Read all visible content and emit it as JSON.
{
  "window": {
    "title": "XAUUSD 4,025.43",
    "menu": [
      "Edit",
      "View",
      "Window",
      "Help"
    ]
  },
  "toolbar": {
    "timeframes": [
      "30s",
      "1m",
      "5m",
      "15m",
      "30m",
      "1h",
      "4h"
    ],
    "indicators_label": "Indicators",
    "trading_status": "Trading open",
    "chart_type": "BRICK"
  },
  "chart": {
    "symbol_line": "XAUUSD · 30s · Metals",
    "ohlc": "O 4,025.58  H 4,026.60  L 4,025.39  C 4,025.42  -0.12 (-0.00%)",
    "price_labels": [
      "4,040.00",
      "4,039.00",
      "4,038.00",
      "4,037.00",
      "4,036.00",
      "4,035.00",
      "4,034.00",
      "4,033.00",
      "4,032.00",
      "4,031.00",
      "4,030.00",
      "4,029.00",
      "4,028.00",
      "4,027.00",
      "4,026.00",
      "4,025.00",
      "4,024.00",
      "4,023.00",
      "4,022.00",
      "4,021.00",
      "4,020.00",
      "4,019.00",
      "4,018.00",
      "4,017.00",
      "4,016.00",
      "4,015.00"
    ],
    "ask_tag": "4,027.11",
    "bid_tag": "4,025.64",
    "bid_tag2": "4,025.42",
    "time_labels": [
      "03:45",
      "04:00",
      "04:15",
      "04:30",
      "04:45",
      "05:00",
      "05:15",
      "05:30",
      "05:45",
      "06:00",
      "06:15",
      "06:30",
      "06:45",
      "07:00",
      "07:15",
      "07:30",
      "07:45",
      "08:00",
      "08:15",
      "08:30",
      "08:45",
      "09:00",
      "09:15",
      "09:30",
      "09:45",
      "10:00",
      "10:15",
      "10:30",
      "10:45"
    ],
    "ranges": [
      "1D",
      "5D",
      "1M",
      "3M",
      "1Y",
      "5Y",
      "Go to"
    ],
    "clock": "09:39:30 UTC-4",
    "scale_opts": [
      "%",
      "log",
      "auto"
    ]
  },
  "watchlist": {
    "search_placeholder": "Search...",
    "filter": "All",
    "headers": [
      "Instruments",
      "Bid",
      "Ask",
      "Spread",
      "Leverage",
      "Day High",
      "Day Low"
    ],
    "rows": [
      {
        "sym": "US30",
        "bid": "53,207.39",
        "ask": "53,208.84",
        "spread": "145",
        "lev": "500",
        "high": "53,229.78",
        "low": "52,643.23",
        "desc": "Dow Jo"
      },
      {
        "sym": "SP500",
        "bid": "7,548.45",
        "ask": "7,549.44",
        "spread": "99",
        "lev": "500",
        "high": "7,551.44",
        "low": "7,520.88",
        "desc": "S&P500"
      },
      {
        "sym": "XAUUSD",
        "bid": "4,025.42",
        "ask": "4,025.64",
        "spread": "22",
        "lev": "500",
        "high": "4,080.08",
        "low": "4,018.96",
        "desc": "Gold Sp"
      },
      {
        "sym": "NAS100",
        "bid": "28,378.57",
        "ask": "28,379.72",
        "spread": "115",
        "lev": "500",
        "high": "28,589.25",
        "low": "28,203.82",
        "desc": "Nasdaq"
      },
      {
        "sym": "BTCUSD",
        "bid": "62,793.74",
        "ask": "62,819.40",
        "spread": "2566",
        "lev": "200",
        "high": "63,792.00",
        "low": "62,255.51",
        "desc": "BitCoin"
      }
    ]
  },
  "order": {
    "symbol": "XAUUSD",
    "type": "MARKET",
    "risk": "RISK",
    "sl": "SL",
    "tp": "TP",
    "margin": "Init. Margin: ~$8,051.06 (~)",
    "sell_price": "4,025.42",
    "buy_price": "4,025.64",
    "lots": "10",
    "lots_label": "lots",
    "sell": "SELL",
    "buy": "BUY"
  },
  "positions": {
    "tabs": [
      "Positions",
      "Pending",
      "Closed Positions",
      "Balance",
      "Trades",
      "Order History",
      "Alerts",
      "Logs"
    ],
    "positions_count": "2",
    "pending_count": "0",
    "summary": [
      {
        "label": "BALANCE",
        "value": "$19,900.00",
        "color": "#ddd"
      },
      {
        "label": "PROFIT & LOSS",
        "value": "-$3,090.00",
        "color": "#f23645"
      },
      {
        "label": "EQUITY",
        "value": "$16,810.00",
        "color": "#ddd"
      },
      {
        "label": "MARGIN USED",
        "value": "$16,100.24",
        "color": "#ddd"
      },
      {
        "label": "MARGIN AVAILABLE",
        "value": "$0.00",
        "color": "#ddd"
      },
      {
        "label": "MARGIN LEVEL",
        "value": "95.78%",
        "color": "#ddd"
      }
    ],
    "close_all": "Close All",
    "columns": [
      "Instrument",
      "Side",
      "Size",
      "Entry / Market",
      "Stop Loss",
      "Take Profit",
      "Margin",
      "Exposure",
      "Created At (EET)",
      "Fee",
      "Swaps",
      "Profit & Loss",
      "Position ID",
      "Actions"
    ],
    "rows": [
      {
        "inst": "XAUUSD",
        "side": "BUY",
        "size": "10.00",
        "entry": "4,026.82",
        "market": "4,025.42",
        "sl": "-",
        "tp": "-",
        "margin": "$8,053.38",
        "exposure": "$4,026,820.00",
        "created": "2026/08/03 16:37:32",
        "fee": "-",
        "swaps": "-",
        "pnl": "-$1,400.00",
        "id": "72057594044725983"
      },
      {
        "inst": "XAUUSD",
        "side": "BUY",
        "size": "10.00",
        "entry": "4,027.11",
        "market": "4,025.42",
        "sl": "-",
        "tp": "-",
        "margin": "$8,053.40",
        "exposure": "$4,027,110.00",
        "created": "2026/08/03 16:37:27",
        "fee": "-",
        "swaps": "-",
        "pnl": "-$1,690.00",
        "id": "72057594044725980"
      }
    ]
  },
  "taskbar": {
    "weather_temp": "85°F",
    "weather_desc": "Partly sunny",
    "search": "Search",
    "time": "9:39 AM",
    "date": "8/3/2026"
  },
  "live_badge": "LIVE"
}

## Exercise objective
Copy each line of the preceding data that contains the string "Search".

## In response
    "search_placeholder": "Search...",
    "search": "Search",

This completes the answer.